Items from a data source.

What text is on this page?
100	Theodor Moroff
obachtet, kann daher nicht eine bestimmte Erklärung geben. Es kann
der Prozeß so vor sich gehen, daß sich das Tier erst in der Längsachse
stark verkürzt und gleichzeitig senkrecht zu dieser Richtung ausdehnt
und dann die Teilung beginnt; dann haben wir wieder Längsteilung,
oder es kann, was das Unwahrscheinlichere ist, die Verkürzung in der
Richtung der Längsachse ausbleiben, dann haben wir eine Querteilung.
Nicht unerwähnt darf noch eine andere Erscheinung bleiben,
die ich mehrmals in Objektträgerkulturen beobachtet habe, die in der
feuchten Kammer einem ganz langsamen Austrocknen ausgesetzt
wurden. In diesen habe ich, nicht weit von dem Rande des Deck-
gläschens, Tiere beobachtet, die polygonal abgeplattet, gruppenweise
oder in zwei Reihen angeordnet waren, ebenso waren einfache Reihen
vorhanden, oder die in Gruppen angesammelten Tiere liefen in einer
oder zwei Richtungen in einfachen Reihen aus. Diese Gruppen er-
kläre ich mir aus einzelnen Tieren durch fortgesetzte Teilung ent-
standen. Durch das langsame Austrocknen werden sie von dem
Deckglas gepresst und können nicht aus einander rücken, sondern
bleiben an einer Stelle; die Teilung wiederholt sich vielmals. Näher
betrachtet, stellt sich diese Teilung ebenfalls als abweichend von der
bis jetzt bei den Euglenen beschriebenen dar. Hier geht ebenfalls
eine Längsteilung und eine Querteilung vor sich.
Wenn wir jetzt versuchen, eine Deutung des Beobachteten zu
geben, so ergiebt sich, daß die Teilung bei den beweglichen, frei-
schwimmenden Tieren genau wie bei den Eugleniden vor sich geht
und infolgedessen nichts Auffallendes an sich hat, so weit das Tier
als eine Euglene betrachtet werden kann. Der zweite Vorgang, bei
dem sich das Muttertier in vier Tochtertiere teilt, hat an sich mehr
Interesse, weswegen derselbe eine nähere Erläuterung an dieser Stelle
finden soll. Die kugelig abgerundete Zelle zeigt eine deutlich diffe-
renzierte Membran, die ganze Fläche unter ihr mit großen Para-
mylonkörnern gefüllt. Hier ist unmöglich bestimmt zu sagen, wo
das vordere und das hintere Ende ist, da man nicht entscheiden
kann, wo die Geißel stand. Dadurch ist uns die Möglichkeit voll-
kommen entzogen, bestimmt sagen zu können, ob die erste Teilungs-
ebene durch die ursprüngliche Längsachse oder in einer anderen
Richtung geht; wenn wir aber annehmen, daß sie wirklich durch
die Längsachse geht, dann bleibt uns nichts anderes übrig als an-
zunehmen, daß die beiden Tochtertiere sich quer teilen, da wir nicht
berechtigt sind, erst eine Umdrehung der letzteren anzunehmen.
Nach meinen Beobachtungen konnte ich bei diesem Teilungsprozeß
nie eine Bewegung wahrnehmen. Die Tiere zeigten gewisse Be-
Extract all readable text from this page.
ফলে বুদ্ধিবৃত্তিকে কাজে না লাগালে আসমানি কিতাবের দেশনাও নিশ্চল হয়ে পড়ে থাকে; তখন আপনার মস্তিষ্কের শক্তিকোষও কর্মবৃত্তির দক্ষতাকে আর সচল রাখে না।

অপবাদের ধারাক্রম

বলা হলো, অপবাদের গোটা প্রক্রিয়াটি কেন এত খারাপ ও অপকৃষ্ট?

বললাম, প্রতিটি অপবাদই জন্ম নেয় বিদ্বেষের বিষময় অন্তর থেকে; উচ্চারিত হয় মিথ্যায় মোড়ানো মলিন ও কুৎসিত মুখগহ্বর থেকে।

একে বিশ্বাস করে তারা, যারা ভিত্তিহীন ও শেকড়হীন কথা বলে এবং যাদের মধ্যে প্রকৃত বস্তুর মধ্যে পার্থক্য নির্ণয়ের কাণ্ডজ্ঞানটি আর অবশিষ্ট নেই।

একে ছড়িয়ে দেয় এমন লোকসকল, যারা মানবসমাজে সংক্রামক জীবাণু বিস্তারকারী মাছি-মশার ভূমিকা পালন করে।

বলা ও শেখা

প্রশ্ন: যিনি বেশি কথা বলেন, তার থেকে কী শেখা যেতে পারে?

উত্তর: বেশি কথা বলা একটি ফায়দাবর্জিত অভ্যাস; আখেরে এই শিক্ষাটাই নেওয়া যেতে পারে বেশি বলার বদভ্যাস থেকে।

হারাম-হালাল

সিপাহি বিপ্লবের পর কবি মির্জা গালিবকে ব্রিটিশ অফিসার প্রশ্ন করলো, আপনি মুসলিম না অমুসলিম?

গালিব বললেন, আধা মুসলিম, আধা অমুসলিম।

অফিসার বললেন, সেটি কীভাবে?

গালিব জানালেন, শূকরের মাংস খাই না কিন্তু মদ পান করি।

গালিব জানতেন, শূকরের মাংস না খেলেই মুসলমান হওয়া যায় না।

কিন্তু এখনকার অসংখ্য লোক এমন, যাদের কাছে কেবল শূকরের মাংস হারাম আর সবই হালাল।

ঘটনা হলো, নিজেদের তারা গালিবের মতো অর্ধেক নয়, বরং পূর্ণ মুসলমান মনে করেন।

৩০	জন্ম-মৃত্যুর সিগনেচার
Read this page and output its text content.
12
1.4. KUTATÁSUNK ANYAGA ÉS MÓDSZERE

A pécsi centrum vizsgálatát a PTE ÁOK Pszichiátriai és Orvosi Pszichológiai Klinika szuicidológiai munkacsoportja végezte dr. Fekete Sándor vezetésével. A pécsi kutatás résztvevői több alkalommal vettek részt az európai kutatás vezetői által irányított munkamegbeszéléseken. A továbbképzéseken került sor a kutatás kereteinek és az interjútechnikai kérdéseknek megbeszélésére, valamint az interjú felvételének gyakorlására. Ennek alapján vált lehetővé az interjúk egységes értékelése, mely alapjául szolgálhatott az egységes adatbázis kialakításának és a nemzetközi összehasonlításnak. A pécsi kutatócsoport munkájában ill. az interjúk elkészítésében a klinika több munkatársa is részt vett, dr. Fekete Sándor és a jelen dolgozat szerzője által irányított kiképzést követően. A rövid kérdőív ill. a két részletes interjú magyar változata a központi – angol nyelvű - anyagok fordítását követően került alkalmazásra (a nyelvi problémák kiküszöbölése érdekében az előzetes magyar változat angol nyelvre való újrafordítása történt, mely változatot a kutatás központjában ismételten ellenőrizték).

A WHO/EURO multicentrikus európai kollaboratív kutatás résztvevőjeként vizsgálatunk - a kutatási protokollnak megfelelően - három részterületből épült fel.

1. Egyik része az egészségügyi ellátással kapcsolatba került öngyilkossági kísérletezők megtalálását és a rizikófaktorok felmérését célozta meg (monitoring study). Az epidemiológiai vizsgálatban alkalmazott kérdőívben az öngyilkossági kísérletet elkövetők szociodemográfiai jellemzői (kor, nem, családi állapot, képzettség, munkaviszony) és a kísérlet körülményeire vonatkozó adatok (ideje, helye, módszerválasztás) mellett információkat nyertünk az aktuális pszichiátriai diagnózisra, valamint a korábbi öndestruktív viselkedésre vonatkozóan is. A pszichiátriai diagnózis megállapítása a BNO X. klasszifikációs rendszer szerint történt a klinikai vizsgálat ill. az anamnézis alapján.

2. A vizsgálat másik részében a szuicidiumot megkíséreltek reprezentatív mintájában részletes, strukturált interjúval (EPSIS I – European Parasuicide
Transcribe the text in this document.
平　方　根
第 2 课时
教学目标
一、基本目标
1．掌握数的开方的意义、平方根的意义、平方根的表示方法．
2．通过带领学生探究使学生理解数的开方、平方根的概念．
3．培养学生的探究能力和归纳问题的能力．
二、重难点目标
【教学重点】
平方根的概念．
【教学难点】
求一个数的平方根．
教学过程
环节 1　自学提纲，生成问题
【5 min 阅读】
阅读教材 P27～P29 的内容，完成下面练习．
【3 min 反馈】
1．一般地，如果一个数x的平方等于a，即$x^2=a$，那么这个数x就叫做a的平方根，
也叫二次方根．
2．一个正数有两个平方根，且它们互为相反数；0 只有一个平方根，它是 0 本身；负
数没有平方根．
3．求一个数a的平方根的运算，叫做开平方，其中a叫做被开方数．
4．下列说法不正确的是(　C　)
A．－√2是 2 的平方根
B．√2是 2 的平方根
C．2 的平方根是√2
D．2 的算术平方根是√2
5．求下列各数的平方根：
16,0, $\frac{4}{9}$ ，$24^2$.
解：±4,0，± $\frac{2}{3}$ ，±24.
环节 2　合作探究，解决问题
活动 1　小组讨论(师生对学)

Job. Write the lines out exactly, from the one with "Transcribe the text in this document." down to the last line of the listing, and leave out all others.

Task response.
Transcribe the text in this document.
平　方　根
第 2 课时
教学目标
一、基本目标
1．掌握数的开方的意义、平方根的意义、平方根的表示方法．
2．通过带领学生探究使学生理解数的开方、平方根的概念．
3．培养学生的探究能力和归纳问题的能力．
二、重难点目标
【教学重点】
平方根的概念．
【教学难点】
求一个数的平方根．
教学过程
环节 1　自学提纲，生成问题
【5 min 阅读】
阅读教材 P27～P29 的内容，完成下面练习．
【3 min 反馈】
1．一般地，如果一个数x的平方等于a，即$x^2=a$，那么这个数x就叫做a的平方根，
也叫二次方根．
2．一个正数有两个平方根，且它们互为相反数；0 只有一个平方根，它是 0 本身；负
数没有平方根．
3．求一个数a的平方根的运算，叫做开平方，其中a叫做被开方数．
4．下列说法不正确的是(　C　)
A．－√2是 2 的平方根
B．√2是 2 的平方根
C．2 的平方根是√2
D．2 的算术平方根是√2
5．求下列各数的平方根：
16,0, $\frac{4}{9}$ ，$24^2$.
解：±4,0，± $\frac{2}{3}$ ，±24.
环节 2　合作探究，解决问题
活动 1　小组讨论(师生对学)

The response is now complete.